**Written task**
Render every line of the data below as a Markdown table with the columns Row and Data line, giving each line a row number and skipping blank lines. Leave the pictures out.

**Data records**
..........

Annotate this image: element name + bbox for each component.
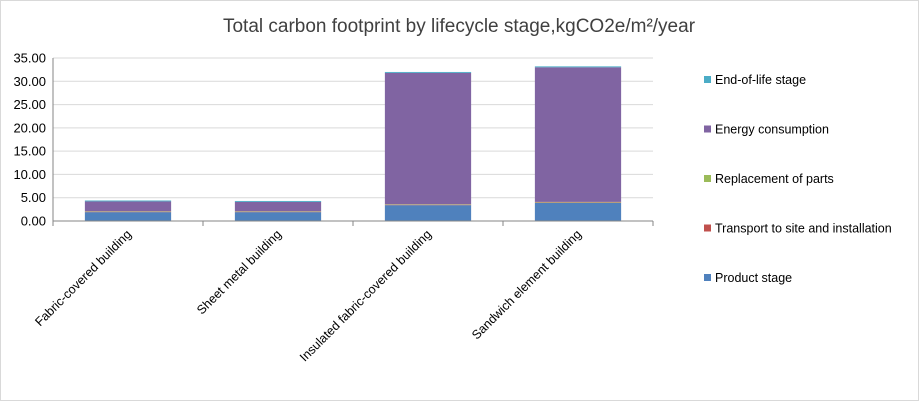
y-tick-label-4: 20.00 [13, 120, 46, 135]
y-axis-ticks: 0.00 5.00 10.00 15.00 20.00 25.00 30.00 35.00 [13, 51, 46, 229]
bar-3-end-of-life-stage [534, 66, 622, 68]
bar-1-product-stage [234, 212, 322, 221]
bar-1-energy-consumption [234, 201, 322, 212]
bar-3-product-stage [534, 202, 622, 221]
legend-label-3: Transport to site and installation [715, 222, 892, 236]
x-axis-ticks: Fabric-covered building Sheet metal build… [32, 227, 584, 364]
bar-0-energy-consumption [84, 201, 172, 212]
x-tick-label-3: Sandwich element building [469, 227, 584, 342]
legend-label-4: Product stage [715, 271, 792, 285]
y-tick-label-3: 15.00 [13, 144, 46, 159]
x-tick-label-1: Sheet metal building [194, 227, 284, 317]
bar-1-end-of-life-stage [234, 200, 322, 202]
legend-swatch-4 [704, 274, 711, 281]
legend-label-1: Energy consumption [715, 123, 829, 137]
legend-swatch-3 [704, 224, 711, 232]
legend-swatch-0 [704, 76, 711, 83]
y-tick-label-0: 0.00 [21, 214, 46, 229]
bar-2-energy-consumption [384, 72, 472, 205]
y-tick-label-6: 30.00 [13, 74, 46, 89]
bar-2-product-stage [384, 205, 472, 221]
gridlines [53, 57, 653, 199]
y-tick-label-7: 35.00 [13, 51, 46, 66]
y-tick-label-5: 25.00 [13, 97, 46, 112]
chart-title: Total carbon footprint by lifecycle stag… [223, 16, 696, 37]
x-tick-label-2: Insulated fabric-covered building [297, 227, 434, 364]
bar-3-energy-consumption [534, 67, 622, 202]
legend-swatch-2 [704, 175, 711, 182]
bar-0-product-stage [84, 212, 172, 221]
y-tick-label-2: 10.00 [13, 167, 46, 182]
x-tick-label-0: Fabric-covered building [32, 227, 134, 329]
y-tick-label-1: 5.00 [21, 190, 46, 205]
legend: End-of-life stage Energy consumption Repla… [704, 73, 892, 285]
legend-swatch-1 [704, 125, 711, 133]
bar-2-end-of-life-stage [384, 71, 472, 73]
bar-0-end-of-life-stage [84, 200, 172, 202]
legend-label-0: End-of-life stage [715, 73, 806, 87]
bars [84, 66, 622, 221]
legend-label-2: Replacement of parts [715, 172, 834, 186]
axes [52, 58, 654, 226]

..........

**Solved problem**
| Row | Data line |
|---|---|
| 1 | Annotate this image: element name + bbox for each component. |
| 2 | y-tick-label-4: 20.00 [13, 120, 46, 135] |
| 3 | y-axis-ticks: 0.00 5.00 10.00 15.00 20.00 25.00 30.00 35.00 [13, 51, 46, 229] |
| 4 | bar-3-end-of-life-stage [534, 66, 622, 68] |
| 5 | bar-1-product-stage [234, 212, 322, 221] |
| 6 | bar-1-energy-consumption [234, 201, 322, 212] |
| 7 | bar-3-product-stage [534, 202, 622, 221] |
| 8 | legend-label-3: Transport to site and installation [715, 222, 892, 236] |
| 9 | x-axis-ticks: Fabric-covered building Sheet metal build… [32, 227, 584, 364] |
| 10 | bar-0-energy-consumption [84, 201, 172, 212] |
| 11 | x-tick-label-3: Sandwich element building [469, 227, 584, 342] |
| 12 | legend-label-4: Product stage [715, 271, 792, 285] |
| 13 | y-tick-label-3: 15.00 [13, 144, 46, 159] |
| 14 | x-tick-label-1: Sheet metal building [194, 227, 284, 317] |
| 15 | bar-1-end-of-life-stage [234, 200, 322, 202] |
| 16 | legend-swatch-4 [704, 274, 711, 281] |
| 17 | legend-label-1: Energy consumption [715, 123, 829, 137] |
| 18 | legend-swatch-3 [704, 224, 711, 232] |
| 19 | legend-swatch-0 [704, 76, 711, 83] |
| 20 | y-tick-label-0: 0.00 [21, 214, 46, 229] |
| 21 | bar-2-energy-consumption [384, 72, 472, 205] |
| 22 | y-tick-label-6: 30.00 [13, 74, 46, 89] |
| 23 | bar-2-product-stage [384, 205, 472, 221] |
| 24 | gridlines [53, 57, 653, 199] |
| 25 | y-tick-label-7: 35.00 [13, 51, 46, 66] |
| 26 | y-tick-label-5: 25.00 [13, 97, 46, 112] |
| 27 | chart-title: Total carbon footprint by lifecycle stag… [223, 16, 696, 37] |
| 28 | x-tick-label-2: Insulated fabric-covered building [297, 227, 434, 364] |
| 29 | bar-3-energy-consumption [534, 67, 622, 202] |
| 30 | legend-swatch-2 [704, 175, 711, 182] |
| 31 | bar-0-product-stage [84, 212, 172, 221] |
| 32 | y-tick-label-2: 10.00 [13, 167, 46, 182] |
| 33 | x-tick-label-0: Fabric-covered building [32, 227, 134, 329] |
| 34 | y-tick-label-1: 5.00 [21, 190, 46, 205] |
| 35 | legend: End-of-life stage Energy consumption Repla… [704, 73, 892, 285] |
| 36 | legend-swatch-1 [704, 125, 711, 133] |
| 37 | bar-2-end-of-life-stage [384, 71, 472, 73] |
| 38 | bar-0-end-of-life-stage [84, 200, 172, 202] |
| 39 | legend-label-0: End-of-life stage [715, 73, 806, 87] |
| 40 | bars [84, 66, 622, 221] |
| 41 | legend-label-2: Replacement of parts [715, 172, 834, 186] |
| 42 | axes [52, 58, 654, 226] |